WHAT THE TASK REQUIRES:
Write out all of the entries exactly, please.

Extracted data entries:
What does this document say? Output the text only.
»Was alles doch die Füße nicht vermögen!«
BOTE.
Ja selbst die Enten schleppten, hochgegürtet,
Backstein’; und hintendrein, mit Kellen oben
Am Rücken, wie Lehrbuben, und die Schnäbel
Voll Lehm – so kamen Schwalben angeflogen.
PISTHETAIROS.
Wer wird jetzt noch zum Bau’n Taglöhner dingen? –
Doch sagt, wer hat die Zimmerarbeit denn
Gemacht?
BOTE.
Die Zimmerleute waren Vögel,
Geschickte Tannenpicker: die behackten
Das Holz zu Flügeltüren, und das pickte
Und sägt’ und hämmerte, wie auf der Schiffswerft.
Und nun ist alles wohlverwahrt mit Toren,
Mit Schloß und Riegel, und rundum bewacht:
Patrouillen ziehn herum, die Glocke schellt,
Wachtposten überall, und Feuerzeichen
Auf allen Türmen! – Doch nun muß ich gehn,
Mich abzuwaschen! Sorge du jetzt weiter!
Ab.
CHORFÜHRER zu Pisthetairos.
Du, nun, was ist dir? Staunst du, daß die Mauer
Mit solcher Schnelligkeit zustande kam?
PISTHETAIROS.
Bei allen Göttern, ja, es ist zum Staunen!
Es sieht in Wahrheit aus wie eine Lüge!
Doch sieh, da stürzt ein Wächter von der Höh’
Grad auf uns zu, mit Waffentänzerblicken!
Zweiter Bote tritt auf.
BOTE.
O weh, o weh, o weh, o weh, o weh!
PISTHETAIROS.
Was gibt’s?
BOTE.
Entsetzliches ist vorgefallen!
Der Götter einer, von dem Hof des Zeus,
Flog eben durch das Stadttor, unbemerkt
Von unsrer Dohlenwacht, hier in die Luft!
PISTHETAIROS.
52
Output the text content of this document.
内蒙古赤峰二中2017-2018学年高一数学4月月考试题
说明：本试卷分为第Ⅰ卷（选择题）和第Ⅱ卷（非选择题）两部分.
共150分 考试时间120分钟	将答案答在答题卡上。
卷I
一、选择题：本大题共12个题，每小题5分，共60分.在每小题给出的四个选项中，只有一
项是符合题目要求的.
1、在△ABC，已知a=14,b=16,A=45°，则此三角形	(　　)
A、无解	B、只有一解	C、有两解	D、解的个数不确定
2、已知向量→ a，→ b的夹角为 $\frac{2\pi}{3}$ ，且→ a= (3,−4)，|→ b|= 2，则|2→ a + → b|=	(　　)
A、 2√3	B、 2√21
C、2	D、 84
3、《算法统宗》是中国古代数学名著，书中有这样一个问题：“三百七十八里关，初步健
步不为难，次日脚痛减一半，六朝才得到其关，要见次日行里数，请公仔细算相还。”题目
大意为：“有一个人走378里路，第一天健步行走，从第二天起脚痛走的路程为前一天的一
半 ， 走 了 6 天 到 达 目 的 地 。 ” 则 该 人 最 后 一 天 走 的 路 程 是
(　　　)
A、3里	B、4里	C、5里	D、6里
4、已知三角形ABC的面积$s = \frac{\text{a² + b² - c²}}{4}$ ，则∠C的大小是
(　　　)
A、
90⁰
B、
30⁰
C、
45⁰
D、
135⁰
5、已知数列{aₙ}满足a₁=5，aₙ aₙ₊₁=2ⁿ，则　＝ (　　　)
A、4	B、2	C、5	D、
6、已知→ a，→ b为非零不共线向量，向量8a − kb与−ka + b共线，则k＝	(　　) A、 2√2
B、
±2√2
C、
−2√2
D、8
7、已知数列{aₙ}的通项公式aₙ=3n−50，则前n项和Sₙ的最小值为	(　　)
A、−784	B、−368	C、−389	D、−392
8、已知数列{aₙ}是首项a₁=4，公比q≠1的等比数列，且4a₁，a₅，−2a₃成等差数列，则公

THE RESULT:
What does this document say? Output the text only.
»Was alles doch die Füße nicht vermögen!«
BOTE.
Ja selbst die Enten schleppten, hochgegürtet,
Backstein’; und hintendrein, mit Kellen oben
Am Rücken, wie Lehrbuben, und die Schnäbel
Voll Lehm – so kamen Schwalben angeflogen.
PISTHETAIROS.
Wer wird jetzt noch zum Bau’n Taglöhner dingen? –
Doch sagt, wer hat die Zimmerarbeit denn
Gemacht?
BOTE.
Die Zimmerleute waren Vögel,
Geschickte Tannenpicker: die behackten
Das Holz zu Flügeltüren, und das pickte
Und sägt’ und hämmerte, wie auf der Schiffswerft.
Und nun ist alles wohlverwahrt mit Toren,
Mit Schloß und Riegel, und rundum bewacht:
Patrouillen ziehn herum, die Glocke schellt,
Wachtposten überall, und Feuerzeichen
Auf allen Türmen! – Doch nun muß ich gehn,
Mich abzuwaschen! Sorge du jetzt weiter!
Ab.
CHORFÜHRER zu Pisthetairos.
Du, nun, was ist dir? Staunst du, daß die Mauer
Mit solcher Schnelligkeit zustande kam?
PISTHETAIROS.
Bei allen Göttern, ja, es ist zum Staunen!
Es sieht in Wahrheit aus wie eine Lüge!
Doch sieh, da stürzt ein Wächter von der Höh’
Grad auf uns zu, mit Waffentänzerblicken!
Zweiter Bote tritt auf.
BOTE.
O weh, o weh, o weh, o weh, o weh!
PISTHETAIROS.
Was gibt’s?
BOTE.
Entsetzliches ist vorgefallen!
Der Götter einer, von dem Hof des Zeus,
Flog eben durch das Stadttor, unbemerkt
Von unsrer Dohlenwacht, hier in die Luft!
PISTHETAIROS.
52
Output the text content of this document.
内蒙古赤峰二中2017-2018学年高一数学4月月考试题
说明：本试卷分为第Ⅰ卷（选择题）和第Ⅱ卷（非选择题）两部分.
共150分 考试时间120分钟	将答案答在答题卡上。
卷I
一、选择题：本大题共12个题，每小题5分，共60分.在每小题给出的四个选项中，只有一
项是符合题目要求的.
1、在△ABC，已知a=14,b=16,A=45°，则此三角形	(　　)
A、无解	B、只有一解	C、有两解	D、解的个数不确定
2、已知向量→ a，→ b的夹角为 $\frac{2\pi}{3}$ ，且→ a= (3,−4)，|→ b|= 2，则|2→ a + → b|=	(　　)
A、 2√3	B、 2√21
C、2	D、 84
3、《算法统宗》是中国古代数学名著，书中有这样一个问题：“三百七十八里关，初步健
步不为难，次日脚痛减一半，六朝才得到其关，要见次日行里数，请公仔细算相还。”题目
大意为：“有一个人走378里路，第一天健步行走，从第二天起脚痛走的路程为前一天的一
半 ， 走 了 6 天 到 达 目 的 地 。 ” 则 该 人 最 后 一 天 走 的 路 程 是
(　　　)
A、3里	B、4里	C、5里	D、6里
4、已知三角形ABC的面积$s = \frac{\text{a² + b² - c²}}{4}$ ，则∠C的大小是
(　　　)
A、
90⁰
B、
30⁰
C、
45⁰
D、
135⁰
5、已知数列{aₙ}满足a₁=5，aₙ aₙ₊₁=2ⁿ，则　＝ (　　　)
A、4	B、2	C、5	D、
6、已知→ a，→ b为非零不共线向量，向量8a − kb与−ka + b共线，则k＝	(　　) A、 2√2
B、
±2√2
C、
−2√2
D、8
7、已知数列{aₙ}的通项公式aₙ=3n−50，则前n项和Sₙ的最小值为	(　　)
A、−784	B、−368	C、−389	D、−392
8、已知数列{aₙ}是首项a₁=4，公比q≠1的等比数列，且4a₁，a₅，−2a₃成等差数列，则公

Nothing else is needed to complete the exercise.